▸ EXTRACTED MATERIAL
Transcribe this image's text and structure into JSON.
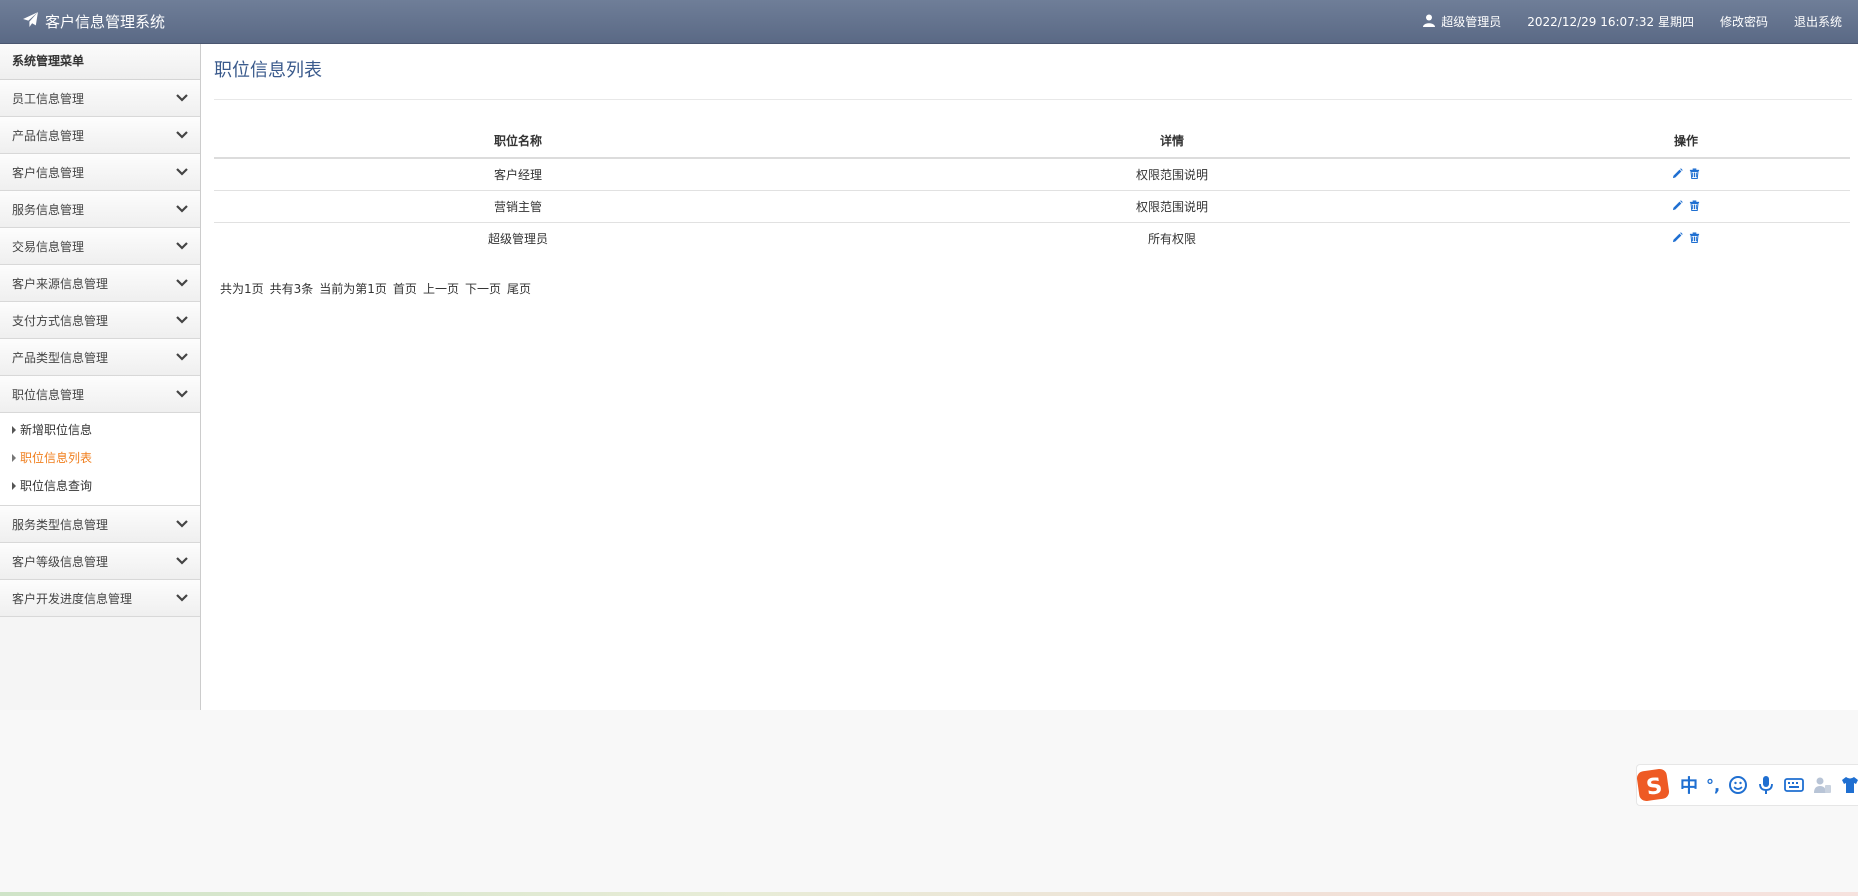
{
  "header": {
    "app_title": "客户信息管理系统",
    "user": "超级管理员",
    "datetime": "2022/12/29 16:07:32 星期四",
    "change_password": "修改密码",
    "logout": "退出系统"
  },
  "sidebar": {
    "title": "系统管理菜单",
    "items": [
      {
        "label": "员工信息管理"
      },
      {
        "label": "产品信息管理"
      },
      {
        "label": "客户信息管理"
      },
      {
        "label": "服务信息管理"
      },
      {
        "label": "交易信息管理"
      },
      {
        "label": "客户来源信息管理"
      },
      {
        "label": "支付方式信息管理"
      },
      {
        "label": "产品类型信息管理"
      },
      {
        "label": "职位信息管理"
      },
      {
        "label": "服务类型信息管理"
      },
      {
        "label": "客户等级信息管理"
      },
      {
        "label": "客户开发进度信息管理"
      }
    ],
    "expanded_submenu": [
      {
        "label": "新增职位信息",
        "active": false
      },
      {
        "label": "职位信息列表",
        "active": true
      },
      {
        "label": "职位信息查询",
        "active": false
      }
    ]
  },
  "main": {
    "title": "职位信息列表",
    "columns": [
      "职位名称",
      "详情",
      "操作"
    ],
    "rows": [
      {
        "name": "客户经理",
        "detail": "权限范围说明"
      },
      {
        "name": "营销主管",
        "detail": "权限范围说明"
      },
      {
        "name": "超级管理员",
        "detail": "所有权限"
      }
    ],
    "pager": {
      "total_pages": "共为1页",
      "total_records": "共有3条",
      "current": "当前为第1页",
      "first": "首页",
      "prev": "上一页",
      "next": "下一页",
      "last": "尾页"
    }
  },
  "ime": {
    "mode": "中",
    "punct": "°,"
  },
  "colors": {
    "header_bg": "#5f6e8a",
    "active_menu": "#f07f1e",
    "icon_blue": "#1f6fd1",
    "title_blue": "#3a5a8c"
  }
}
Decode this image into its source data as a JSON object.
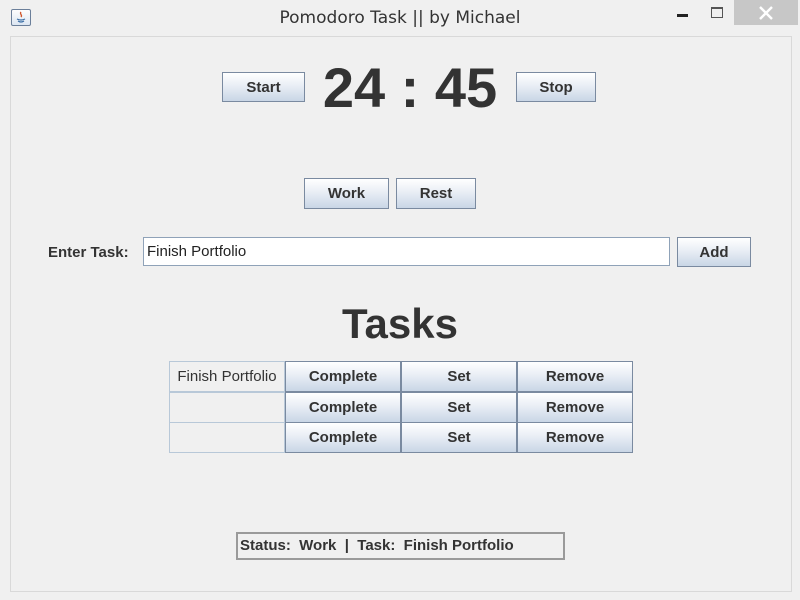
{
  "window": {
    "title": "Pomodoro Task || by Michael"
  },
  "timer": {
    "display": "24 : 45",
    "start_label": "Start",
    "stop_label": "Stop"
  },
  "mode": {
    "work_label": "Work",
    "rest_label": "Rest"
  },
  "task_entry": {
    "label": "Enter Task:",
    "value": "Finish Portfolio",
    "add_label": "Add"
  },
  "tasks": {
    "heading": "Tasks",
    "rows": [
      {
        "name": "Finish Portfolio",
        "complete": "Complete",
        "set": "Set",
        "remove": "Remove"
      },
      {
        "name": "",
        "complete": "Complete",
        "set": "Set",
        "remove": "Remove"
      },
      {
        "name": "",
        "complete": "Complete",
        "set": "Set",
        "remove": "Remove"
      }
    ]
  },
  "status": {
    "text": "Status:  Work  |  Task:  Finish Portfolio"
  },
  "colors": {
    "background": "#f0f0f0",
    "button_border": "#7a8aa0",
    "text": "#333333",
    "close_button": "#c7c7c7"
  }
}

▸ TASK TO CARRY OUT
Omit the pictures and please write out exactly the lines between the one containing "Decode this image" and the last line of the entries, both included.

▸ FULL SOLUTION
Decode this image into its source data as a JSON object.
{
  "window": {
    "title": "Pomodoro Task || by Michael"
  },
  "timer": {
    "display": "24 : 45",
    "start_label": "Start",
    "stop_label": "Stop"
  },
  "mode": {
    "work_label": "Work",
    "rest_label": "Rest"
  },
  "task_entry": {
    "label": "Enter Task:",
    "value": "Finish Portfolio",
    "add_label": "Add"
  },
  "tasks": {
    "heading": "Tasks",
    "rows": [
      {
        "name": "Finish Portfolio",
        "complete": "Complete",
        "set": "Set",
        "remove": "Remove"
      },
      {
        "name": "",
        "complete": "Complete",
        "set": "Set",
        "remove": "Remove"
      },
      {
        "name": "",
        "complete": "Complete",
        "set": "Set",
        "remove": "Remove"
      }
    ]
  },
  "status": {
    "text": "Status:  Work  |  Task:  Finish Portfolio"
  },
  "colors": {
    "background": "#f0f0f0",
    "button_border": "#7a8aa0",
    "text": "#333333",
    "close_button": "#c7c7c7"
  }
}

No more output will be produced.